(Recorded data)

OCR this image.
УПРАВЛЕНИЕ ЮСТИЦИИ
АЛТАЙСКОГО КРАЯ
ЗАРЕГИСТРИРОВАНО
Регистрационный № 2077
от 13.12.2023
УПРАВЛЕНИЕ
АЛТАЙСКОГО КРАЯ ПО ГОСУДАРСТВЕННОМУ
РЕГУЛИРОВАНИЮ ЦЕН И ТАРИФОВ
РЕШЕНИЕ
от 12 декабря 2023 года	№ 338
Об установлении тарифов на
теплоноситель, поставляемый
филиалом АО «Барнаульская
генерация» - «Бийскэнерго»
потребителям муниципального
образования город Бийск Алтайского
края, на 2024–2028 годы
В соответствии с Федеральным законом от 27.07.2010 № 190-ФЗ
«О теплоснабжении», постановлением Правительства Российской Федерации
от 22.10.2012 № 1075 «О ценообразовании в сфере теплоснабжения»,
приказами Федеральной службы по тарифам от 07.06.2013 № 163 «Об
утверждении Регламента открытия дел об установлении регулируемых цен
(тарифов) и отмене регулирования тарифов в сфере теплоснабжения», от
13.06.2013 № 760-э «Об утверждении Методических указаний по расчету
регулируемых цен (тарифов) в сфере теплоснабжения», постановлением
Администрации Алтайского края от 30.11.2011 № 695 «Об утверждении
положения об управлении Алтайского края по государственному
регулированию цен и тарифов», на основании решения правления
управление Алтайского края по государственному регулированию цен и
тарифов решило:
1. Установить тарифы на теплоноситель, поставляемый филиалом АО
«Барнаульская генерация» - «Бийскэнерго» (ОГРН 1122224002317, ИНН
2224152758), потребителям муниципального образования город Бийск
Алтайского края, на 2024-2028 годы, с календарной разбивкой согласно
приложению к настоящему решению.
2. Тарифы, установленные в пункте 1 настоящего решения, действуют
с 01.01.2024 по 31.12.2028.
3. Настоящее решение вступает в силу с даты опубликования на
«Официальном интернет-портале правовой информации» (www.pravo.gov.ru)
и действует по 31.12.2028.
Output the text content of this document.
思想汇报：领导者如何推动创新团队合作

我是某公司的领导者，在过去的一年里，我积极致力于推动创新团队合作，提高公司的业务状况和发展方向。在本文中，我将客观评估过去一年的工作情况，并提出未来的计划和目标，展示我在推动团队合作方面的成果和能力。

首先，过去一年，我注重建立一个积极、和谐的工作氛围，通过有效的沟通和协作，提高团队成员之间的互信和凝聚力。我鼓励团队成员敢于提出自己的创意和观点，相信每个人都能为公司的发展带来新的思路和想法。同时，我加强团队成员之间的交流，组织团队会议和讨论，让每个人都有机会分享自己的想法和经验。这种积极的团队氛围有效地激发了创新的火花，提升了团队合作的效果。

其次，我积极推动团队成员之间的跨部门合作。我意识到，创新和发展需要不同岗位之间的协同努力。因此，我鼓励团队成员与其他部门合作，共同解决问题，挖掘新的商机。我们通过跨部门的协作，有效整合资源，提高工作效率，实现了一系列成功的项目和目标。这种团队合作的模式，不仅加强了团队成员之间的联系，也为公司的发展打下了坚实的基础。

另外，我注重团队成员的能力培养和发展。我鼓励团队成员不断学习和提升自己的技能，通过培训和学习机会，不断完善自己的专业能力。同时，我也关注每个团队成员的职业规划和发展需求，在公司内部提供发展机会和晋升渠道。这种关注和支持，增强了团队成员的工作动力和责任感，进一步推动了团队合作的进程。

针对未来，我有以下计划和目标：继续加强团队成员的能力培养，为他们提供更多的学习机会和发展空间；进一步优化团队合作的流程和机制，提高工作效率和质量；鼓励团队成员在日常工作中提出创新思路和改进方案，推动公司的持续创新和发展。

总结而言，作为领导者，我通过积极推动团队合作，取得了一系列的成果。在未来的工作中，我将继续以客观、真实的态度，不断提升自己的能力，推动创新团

Exercise aim.
Every record shown above must be echoed exactly.

Reply.
OCR this image.
УПРАВЛЕНИЕ ЮСТИЦИИ
АЛТАЙСКОГО КРАЯ
ЗАРЕГИСТРИРОВАНО
Регистрационный № 2077
от 13.12.2023
УПРАВЛЕНИЕ
АЛТАЙСКОГО КРАЯ ПО ГОСУДАРСТВЕННОМУ
РЕГУЛИРОВАНИЮ ЦЕН И ТАРИФОВ
РЕШЕНИЕ
от 12 декабря 2023 года	№ 338
Об установлении тарифов на
теплоноситель, поставляемый
филиалом АО «Барнаульская
генерация» - «Бийскэнерго»
потребителям муниципального
образования город Бийск Алтайского
края, на 2024–2028 годы
В соответствии с Федеральным законом от 27.07.2010 № 190-ФЗ
«О теплоснабжении», постановлением Правительства Российской Федерации
от 22.10.2012 № 1075 «О ценообразовании в сфере теплоснабжения»,
приказами Федеральной службы по тарифам от 07.06.2013 № 163 «Об
утверждении Регламента открытия дел об установлении регулируемых цен
(тарифов) и отмене регулирования тарифов в сфере теплоснабжения», от
13.06.2013 № 760-э «Об утверждении Методических указаний по расчету
регулируемых цен (тарифов) в сфере теплоснабжения», постановлением
Администрации Алтайского края от 30.11.2011 № 695 «Об утверждении
положения об управлении Алтайского края по государственному
регулированию цен и тарифов», на основании решения правления
управление Алтайского края по государственному регулированию цен и
тарифов решило:
1. Установить тарифы на теплоноситель, поставляемый филиалом АО
«Барнаульская генерация» - «Бийскэнерго» (ОГРН 1122224002317, ИНН
2224152758), потребителям муниципального образования город Бийск
Алтайского края, на 2024-2028 годы, с календарной разбивкой согласно
приложению к настоящему решению.
2. Тарифы, установленные в пункте 1 настоящего решения, действуют
с 01.01.2024 по 31.12.2028.
3. Настоящее решение вступает в силу с даты опубликования на
«Официальном интернет-портале правовой информации» (www.pravo.gov.ru)
и действует по 31.12.2028.
Output the text content of this document.
思想汇报：领导者如何推动创新团队合作

我是某公司的领导者，在过去的一年里，我积极致力于推动创新团队合作，提高公司的业务状况和发展方向。在本文中，我将客观评估过去一年的工作情况，并提出未来的计划和目标，展示我在推动团队合作方面的成果和能力。

首先，过去一年，我注重建立一个积极、和谐的工作氛围，通过有效的沟通和协作，提高团队成员之间的互信和凝聚力。我鼓励团队成员敢于提出自己的创意和观点，相信每个人都能为公司的发展带来新的思路和想法。同时，我加强团队成员之间的交流，组织团队会议和讨论，让每个人都有机会分享自己的想法和经验。这种积极的团队氛围有效地激发了创新的火花，提升了团队合作的效果。

其次，我积极推动团队成员之间的跨部门合作。我意识到，创新和发展需要不同岗位之间的协同努力。因此，我鼓励团队成员与其他部门合作，共同解决问题，挖掘新的商机。我们通过跨部门的协作，有效整合资源，提高工作效率，实现了一系列成功的项目和目标。这种团队合作的模式，不仅加强了团队成员之间的联系，也为公司的发展打下了坚实的基础。

另外，我注重团队成员的能力培养和发展。我鼓励团队成员不断学习和提升自己的技能，通过培训和学习机会，不断完善自己的专业能力。同时，我也关注每个团队成员的职业规划和发展需求，在公司内部提供发展机会和晋升渠道。这种关注和支持，增强了团队成员的工作动力和责任感，进一步推动了团队合作的进程。

针对未来，我有以下计划和目标：继续加强团队成员的能力培养，为他们提供更多的学习机会和发展空间；进一步优化团队合作的流程和机制，提高工作效率和质量；鼓励团队成员在日常工作中提出创新思路和改进方案，推动公司的持续创新和发展。

总结而言，作为领导者，我通过积极推动团队合作，取得了一系列的成果。在未来的工作中，我将继续以客观、真实的态度，不断提升自己的能力，推动创新团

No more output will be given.